> MATERIAL TO PROCESS
++++++++++
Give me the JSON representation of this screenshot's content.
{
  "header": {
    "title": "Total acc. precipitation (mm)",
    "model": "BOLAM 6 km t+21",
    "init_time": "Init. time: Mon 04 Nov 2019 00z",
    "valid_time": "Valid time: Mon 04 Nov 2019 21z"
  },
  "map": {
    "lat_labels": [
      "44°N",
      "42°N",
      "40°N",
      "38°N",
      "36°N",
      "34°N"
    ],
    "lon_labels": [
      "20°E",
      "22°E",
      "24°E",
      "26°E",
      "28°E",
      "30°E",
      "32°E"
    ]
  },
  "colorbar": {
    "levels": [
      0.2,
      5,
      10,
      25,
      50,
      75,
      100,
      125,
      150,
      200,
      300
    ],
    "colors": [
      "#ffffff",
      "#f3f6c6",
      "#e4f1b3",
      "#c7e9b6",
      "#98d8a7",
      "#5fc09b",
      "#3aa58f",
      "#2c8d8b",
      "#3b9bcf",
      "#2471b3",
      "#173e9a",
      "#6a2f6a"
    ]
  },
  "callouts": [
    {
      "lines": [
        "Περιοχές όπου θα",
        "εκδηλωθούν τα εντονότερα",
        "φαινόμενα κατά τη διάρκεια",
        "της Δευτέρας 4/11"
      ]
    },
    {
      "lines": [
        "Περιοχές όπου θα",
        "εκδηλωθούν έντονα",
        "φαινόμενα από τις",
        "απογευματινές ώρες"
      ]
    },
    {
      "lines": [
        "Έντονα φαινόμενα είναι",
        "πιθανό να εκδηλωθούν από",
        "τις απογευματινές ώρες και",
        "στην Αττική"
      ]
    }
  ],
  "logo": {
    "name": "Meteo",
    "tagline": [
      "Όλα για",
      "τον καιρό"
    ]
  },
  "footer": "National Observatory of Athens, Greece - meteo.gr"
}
++++++++++
> PROBLEM STATEMENT
Quote each line above in full, word for word.

> COMPLETE OUTPUT
Give me the JSON representation of this screenshot's content.
{
  "header": {
    "title": "Total acc. precipitation (mm)",
    "model": "BOLAM 6 km t+21",
    "init_time": "Init. time: Mon 04 Nov 2019 00z",
    "valid_time": "Valid time: Mon 04 Nov 2019 21z"
  },
  "map": {
    "lat_labels": [
      "44°N",
      "42°N",
      "40°N",
      "38°N",
      "36°N",
      "34°N"
    ],
    "lon_labels": [
      "20°E",
      "22°E",
      "24°E",
      "26°E",
      "28°E",
      "30°E",
      "32°E"
    ]
  },
  "colorbar": {
    "levels": [
      0.2,
      5,
      10,
      25,
      50,
      75,
      100,
      125,
      150,
      200,
      300
    ],
    "colors": [
      "#ffffff",
      "#f3f6c6",
      "#e4f1b3",
      "#c7e9b6",
      "#98d8a7",
      "#5fc09b",
      "#3aa58f",
      "#2c8d8b",
      "#3b9bcf",
      "#2471b3",
      "#173e9a",
      "#6a2f6a"
    ]
  },
  "callouts": [
    {
      "lines": [
        "Περιοχές όπου θα",
        "εκδηλωθούν τα εντονότερα",
        "φαινόμενα κατά τη διάρκεια",
        "της Δευτέρας 4/11"
      ]
    },
    {
      "lines": [
        "Περιοχές όπου θα",
        "εκδηλωθούν έντονα",
        "φαινόμενα από τις",
        "απογευματινές ώρες"
      ]
    },
    {
      "lines": [
        "Έντονα φαινόμενα είναι",
        "πιθανό να εκδηλωθούν από",
        "τις απογευματινές ώρες και",
        "στην Αττική"
      ]
    }
  ],
  "logo": {
    "name": "Meteo",
    "tagline": [
      "Όλα για",
      "τον καιρό"
    ]
  },
  "footer": "National Observatory of Athens, Greece - meteo.gr"
}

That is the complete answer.